SOURCE TEXT:
+-------+

Ukraine grain corridor deal extended

By Jane Byrne

- Last updated on GMT

© GettyImages/OlyaSolodenko
© GettyImages/OlyaSolodenko
The Ukraine grain corridor agreement, which expired over the weekend, has reportedly been extended, although the details of the terms remain shrouded in ambiguity, noted CRM Agri.

On Saturday, the UN said that the deal had been extended, but it did not clarify for how long.

“The Black Sea Grain Initiative, alongside the Memorandum of Understanding on promoting Russian food products and fertilizers to the world markets, are critical for global food security, especially for the most vulnerable countries,” stated the office of the spokesperson for the UN Secretary-General.

Russia indicated that it would be a 60-day extension, and it warned that any further extension of the initiative would depend on the removal of some Western sanctions.

But Ukraine and Turkey said another 120 days has been added to the agreement.

“This deal is of vital importance for the global food supply. I thank Russia and Ukraine, who didn’t spare their efforts for a new extension, as well as the United Nations secretary general," Turkish president, Recep Tayyip Erdoga, said in televised​ comments.

The original deal between the two sides, brokered in July by Turkey and the UN, was renewed in November last year and it has seen more than 11 million tons of agricultural products shipped from three of Ukraine’s Black Sea ports, including 4.5m tons of corn and 3.2m tons of wheat.

Grain market developments 

Grain prices declined to start the week on relief at the renewal of the Black Sea grain export deal, even if on disputed terms, with a further slide in oil markets weighing too, reported the CRM Agri team.

+-------+

YOUR TASKS:
1/ Answer these questions from the grain corridor article:
(a) How long an extension did Russia indicate?
(b) How many days did Ukraine and Turkey say had been added to the agreement?
(c) How many tons of wheat have been shipped under the deal?
2/ Echo a passage from the grain corridor article verbatim. Begin at the words "By Jane Byrne" and stop after "some Western sanctions.".
3/ Proceed with the grain corridor article, writing on from its final sentence about grain prices.

DATASET:
+-------+

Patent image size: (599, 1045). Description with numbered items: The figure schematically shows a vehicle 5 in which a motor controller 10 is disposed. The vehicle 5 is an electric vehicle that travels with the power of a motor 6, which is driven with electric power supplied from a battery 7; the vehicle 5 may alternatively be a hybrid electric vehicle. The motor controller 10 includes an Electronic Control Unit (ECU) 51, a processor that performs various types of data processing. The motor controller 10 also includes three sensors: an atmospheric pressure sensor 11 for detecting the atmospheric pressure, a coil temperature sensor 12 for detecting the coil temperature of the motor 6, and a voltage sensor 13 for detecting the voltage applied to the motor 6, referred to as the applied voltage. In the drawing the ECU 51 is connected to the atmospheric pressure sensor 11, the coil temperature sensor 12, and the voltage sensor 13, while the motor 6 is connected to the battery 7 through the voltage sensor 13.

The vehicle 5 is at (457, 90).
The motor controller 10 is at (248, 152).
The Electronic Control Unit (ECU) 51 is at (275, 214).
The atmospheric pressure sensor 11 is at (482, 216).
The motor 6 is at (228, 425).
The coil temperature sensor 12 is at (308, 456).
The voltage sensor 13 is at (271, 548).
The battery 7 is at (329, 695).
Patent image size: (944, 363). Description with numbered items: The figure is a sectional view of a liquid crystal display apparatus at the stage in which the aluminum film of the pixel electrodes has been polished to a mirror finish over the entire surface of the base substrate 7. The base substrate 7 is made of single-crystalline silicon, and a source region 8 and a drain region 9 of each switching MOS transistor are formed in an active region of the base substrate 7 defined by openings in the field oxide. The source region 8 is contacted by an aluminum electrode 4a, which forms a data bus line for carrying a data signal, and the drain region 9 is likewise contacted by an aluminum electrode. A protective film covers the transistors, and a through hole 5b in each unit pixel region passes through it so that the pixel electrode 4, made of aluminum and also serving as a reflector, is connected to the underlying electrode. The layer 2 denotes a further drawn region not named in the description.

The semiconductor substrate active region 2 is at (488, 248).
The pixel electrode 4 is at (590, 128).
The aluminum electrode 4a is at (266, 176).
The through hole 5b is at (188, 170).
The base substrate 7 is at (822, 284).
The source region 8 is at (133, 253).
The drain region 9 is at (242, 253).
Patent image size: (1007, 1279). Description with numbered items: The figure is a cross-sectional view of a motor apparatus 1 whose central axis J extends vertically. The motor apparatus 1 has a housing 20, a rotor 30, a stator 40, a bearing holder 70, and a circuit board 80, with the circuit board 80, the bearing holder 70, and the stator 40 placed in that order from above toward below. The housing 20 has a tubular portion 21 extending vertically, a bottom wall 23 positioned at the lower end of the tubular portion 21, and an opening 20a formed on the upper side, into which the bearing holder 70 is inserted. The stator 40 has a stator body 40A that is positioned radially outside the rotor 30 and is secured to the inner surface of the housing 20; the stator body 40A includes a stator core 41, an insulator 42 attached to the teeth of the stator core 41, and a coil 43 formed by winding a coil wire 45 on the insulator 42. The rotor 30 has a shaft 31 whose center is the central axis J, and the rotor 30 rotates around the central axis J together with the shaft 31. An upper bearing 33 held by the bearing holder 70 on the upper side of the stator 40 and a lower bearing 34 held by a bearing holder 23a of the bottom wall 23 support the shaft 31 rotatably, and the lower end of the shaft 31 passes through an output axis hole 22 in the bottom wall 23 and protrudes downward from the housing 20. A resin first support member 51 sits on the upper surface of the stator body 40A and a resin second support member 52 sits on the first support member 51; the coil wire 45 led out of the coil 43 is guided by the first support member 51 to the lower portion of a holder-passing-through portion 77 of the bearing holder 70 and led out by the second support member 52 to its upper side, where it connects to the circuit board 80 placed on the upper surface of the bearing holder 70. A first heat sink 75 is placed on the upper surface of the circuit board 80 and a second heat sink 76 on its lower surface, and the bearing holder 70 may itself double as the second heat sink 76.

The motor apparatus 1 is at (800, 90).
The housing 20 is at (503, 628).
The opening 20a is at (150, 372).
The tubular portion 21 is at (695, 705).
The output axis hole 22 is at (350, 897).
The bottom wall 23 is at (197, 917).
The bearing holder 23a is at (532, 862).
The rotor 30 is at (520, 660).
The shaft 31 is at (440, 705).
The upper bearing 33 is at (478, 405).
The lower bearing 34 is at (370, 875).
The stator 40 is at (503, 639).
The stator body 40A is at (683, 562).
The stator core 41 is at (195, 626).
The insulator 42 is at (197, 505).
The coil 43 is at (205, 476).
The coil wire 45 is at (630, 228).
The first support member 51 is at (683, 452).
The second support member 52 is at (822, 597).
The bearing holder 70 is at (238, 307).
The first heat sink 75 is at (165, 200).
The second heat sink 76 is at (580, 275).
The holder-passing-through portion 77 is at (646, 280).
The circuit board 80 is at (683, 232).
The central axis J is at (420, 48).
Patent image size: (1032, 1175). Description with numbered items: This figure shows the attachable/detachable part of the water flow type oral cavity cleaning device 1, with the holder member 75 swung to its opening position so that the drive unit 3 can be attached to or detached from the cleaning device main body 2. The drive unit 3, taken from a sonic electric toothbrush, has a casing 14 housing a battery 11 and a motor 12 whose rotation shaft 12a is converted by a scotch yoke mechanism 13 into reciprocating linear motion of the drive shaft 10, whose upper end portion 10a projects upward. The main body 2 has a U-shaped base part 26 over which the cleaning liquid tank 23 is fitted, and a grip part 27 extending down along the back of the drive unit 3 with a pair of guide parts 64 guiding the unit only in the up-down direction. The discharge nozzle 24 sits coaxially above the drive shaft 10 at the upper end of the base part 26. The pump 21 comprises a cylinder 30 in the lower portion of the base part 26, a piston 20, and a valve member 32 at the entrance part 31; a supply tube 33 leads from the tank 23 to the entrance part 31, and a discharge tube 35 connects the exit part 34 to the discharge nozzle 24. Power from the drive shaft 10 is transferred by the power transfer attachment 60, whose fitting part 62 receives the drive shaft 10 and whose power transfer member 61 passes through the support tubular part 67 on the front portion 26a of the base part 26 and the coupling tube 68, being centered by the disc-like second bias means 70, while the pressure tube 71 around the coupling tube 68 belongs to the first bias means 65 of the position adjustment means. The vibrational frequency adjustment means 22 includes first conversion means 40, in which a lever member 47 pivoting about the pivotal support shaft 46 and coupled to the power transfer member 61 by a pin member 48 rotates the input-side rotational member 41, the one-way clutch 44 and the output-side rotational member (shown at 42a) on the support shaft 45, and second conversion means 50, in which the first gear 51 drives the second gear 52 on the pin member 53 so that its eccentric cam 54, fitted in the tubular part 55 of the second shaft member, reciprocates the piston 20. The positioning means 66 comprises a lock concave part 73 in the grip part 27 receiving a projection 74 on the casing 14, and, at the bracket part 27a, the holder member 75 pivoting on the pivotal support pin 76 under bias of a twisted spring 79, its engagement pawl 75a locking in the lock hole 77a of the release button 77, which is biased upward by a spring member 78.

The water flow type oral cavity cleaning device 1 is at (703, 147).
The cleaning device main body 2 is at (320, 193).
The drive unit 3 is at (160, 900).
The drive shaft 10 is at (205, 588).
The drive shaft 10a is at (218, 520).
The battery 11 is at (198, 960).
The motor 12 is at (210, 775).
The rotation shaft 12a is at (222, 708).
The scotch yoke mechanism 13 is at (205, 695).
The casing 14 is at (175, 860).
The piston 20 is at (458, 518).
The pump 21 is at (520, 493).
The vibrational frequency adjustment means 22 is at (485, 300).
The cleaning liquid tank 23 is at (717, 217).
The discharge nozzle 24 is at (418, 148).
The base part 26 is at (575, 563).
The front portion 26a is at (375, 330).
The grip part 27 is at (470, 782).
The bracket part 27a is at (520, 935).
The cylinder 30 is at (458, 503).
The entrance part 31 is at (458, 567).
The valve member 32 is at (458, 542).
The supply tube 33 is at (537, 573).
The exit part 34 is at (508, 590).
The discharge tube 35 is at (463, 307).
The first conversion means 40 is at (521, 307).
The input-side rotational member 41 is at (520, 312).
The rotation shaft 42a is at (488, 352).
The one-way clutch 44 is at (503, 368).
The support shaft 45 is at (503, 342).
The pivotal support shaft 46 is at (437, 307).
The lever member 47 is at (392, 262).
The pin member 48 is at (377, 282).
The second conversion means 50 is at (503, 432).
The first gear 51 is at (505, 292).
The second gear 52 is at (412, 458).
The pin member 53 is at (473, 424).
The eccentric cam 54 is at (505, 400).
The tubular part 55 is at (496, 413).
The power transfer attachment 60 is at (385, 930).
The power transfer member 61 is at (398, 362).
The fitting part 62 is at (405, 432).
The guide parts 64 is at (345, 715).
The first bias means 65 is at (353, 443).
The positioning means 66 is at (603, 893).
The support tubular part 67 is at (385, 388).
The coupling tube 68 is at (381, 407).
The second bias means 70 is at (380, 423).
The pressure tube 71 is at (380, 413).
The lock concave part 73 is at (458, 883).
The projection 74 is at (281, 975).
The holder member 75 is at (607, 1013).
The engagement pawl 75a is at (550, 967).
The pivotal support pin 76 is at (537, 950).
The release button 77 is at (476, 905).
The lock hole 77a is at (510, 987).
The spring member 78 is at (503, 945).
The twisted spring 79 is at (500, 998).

+-------+

OUTPUTS FOR THE TASKS:
1/
(a) 60 days
(b) 120 days
(c) 3.2m tons

2/
By Jane Byrne

- Last updated on GMT

© GettyImages/OlyaSolodenko
© GettyImages/OlyaSolodenko
The Ukraine grain corridor agreement, which expired over the weekend, has reportedly been extended, although the details of the terms remain shrouded in ambiguity, noted CRM Agri.

On Saturday, the UN said that the deal had been extended, but it did not clarify for how long.

“The Black Sea Grain Initiative, alongside the Memorandum of Understanding on promoting Russian food products and fertilizers to the world markets, are critical for global food security, especially for the most vulnerable countries,” stated the office of the spokesperson for the UN Secretary-General.

Russia indicated that it would be a 60-day extension, and it warned that any further extension of the initiative would depend on the removal of some Western sanctions.

3/
“Brent crude touched $70.12 a barrel at one point, its lowest since December 2021, amid continued bank sector worries, although some other risk markets, such as shares, posted gains on reduced interest rate outlook profiles, which helped the dollar ease 0.3% too.

“Rapeseed suffered fallout from the oil market decline, with the Paris May-23 contract shedding 3.4% to its lowest since August 2021. The dip matched a decline in Kuala Lumpur palm oil for June-23 too.”

For wheat, however, a dip of 1.8% in Chicago May-23 futures back below $7.00/Bu and falls of 1.2% in UK feed wheat and 2.4% in Paris milling wheat to their lowest in more than a year were viewed as reflecting the extension of the Black Sea grain export corridor, said the UK analysts.

The EU’s Mars bureau offered reassurance for this year’s EU soft wheat yield, pegging it at 5.99t/ha, 3% above the year-ago and five-year-average levels.

“Chicago corn futures for May-23 shed a more modest 0.4%, retaining some support from China’s recent buying spree of US supplies, although no further purchases were announced on Monday.”